BEGIN
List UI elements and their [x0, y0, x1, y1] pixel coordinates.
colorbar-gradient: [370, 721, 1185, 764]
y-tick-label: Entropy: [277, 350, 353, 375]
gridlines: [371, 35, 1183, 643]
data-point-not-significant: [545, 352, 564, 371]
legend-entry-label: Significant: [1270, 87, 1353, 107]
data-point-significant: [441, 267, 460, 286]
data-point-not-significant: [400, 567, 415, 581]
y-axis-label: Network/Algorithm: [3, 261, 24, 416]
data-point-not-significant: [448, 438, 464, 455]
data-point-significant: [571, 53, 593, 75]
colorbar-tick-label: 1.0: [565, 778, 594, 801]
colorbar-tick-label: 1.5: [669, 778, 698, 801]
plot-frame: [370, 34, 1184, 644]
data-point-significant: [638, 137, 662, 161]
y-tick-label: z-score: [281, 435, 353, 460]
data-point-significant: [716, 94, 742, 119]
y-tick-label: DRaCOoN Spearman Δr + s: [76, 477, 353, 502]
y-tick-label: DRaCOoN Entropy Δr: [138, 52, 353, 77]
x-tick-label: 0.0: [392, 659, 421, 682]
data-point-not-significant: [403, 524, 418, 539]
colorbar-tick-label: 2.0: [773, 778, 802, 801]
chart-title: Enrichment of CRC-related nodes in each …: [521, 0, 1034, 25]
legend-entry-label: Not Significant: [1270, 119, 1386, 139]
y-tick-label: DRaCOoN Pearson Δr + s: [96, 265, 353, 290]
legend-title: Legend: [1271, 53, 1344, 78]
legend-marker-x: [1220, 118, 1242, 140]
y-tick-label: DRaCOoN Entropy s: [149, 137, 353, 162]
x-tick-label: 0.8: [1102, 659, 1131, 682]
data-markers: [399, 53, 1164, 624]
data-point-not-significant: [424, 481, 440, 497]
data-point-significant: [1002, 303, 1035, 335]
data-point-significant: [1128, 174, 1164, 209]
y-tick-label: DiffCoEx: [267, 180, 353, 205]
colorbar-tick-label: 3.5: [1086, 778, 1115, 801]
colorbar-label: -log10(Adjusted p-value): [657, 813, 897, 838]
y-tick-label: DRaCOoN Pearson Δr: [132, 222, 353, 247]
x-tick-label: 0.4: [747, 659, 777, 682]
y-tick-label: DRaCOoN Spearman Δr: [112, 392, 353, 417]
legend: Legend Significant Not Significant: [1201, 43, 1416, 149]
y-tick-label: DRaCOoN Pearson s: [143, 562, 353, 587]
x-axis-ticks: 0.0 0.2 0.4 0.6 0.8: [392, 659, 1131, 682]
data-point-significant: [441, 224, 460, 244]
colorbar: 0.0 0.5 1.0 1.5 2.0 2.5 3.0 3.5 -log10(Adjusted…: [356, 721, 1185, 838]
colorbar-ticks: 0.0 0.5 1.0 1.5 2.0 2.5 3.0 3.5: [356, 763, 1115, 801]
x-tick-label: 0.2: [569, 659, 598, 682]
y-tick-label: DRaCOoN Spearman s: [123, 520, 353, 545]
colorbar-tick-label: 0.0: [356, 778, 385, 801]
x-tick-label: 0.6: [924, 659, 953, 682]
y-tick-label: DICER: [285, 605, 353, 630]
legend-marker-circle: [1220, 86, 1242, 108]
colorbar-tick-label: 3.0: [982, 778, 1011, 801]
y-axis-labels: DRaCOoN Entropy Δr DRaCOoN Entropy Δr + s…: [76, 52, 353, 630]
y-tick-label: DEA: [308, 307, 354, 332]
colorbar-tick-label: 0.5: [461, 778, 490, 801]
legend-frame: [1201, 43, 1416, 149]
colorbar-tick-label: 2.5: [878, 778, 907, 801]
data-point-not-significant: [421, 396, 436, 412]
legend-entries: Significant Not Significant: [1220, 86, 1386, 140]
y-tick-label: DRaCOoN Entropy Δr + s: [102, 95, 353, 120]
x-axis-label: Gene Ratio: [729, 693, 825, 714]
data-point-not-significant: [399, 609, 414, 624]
END
### Work instruction:
Every entry is to be repeated exactly as it stands.

### Result of the task:
List UI elements and their [x0, y0, x1, y1] pixel coordinates.
colorbar-gradient: [370, 721, 1185, 764]
y-tick-label: Entropy: [277, 350, 353, 375]
gridlines: [371, 35, 1183, 643]
data-point-not-significant: [545, 352, 564, 371]
legend-entry-label: Significant: [1270, 87, 1353, 107]
data-point-significant: [441, 267, 460, 286]
data-point-not-significant: [400, 567, 415, 581]
y-axis-label: Network/Algorithm: [3, 261, 24, 416]
data-point-not-significant: [448, 438, 464, 455]
data-point-significant: [571, 53, 593, 75]
colorbar-tick-label: 1.0: [565, 778, 594, 801]
colorbar-tick-label: 1.5: [669, 778, 698, 801]
plot-frame: [370, 34, 1184, 644]
data-point-significant: [638, 137, 662, 161]
y-tick-label: z-score: [281, 435, 353, 460]
data-point-significant: [716, 94, 742, 119]
y-tick-label: DRaCOoN Spearman Δr + s: [76, 477, 353, 502]
y-tick-label: DRaCOoN Entropy Δr: [138, 52, 353, 77]
x-tick-label: 0.0: [392, 659, 421, 682]
data-point-not-significant: [403, 524, 418, 539]
colorbar-tick-label: 2.0: [773, 778, 802, 801]
chart-title: Enrichment of CRC-related nodes in each …: [521, 0, 1034, 25]
legend-entry-label: Not Significant: [1270, 119, 1386, 139]
y-tick-label: DRaCOoN Pearson Δr + s: [96, 265, 353, 290]
legend-title: Legend: [1271, 53, 1344, 78]
legend-marker-x: [1220, 118, 1242, 140]
y-tick-label: DRaCOoN Entropy s: [149, 137, 353, 162]
x-tick-label: 0.8: [1102, 659, 1131, 682]
data-markers: [399, 53, 1164, 624]
data-point-not-significant: [424, 481, 440, 497]
data-point-significant: [1002, 303, 1035, 335]
data-point-significant: [1128, 174, 1164, 209]
y-tick-label: DiffCoEx: [267, 180, 353, 205]
colorbar-tick-label: 3.5: [1086, 778, 1115, 801]
colorbar-label: -log10(Adjusted p-value): [657, 813, 897, 838]
y-tick-label: DRaCOoN Pearson Δr: [132, 222, 353, 247]
x-tick-label: 0.4: [747, 659, 777, 682]
y-tick-label: DRaCOoN Spearman Δr: [112, 392, 353, 417]
legend: Legend Significant Not Significant: [1201, 43, 1416, 149]
y-tick-label: DRaCOoN Pearson s: [143, 562, 353, 587]
x-axis-ticks: 0.0 0.2 0.4 0.6 0.8: [392, 659, 1131, 682]
data-point-significant: [441, 224, 460, 244]
colorbar: 0.0 0.5 1.0 1.5 2.0 2.5 3.0 3.5 -log10(Adjusted…: [356, 721, 1185, 838]
colorbar-ticks: 0.0 0.5 1.0 1.5 2.0 2.5 3.0 3.5: [356, 763, 1115, 801]
x-tick-label: 0.2: [569, 659, 598, 682]
y-tick-label: DRaCOoN Spearman s: [123, 520, 353, 545]
colorbar-tick-label: 0.0: [356, 778, 385, 801]
x-tick-label: 0.6: [924, 659, 953, 682]
y-tick-label: DICER: [285, 605, 353, 630]
legend-marker-circle: [1220, 86, 1242, 108]
colorbar-tick-label: 3.0: [982, 778, 1011, 801]
y-axis-labels: DRaCOoN Entropy Δr DRaCOoN Entropy Δr + s…: [76, 52, 353, 630]
y-tick-label: DEA: [308, 307, 354, 332]
colorbar-tick-label: 0.5: [461, 778, 490, 801]
legend-frame: [1201, 43, 1416, 149]
colorbar-tick-label: 2.5: [878, 778, 907, 801]
data-point-not-significant: [421, 396, 436, 412]
legend-entries: Significant Not Significant: [1220, 86, 1386, 140]
y-tick-label: DRaCOoN Entropy Δr + s: [102, 95, 353, 120]
x-axis-label: Gene Ratio: [729, 693, 825, 714]
data-point-not-significant: [399, 609, 414, 624]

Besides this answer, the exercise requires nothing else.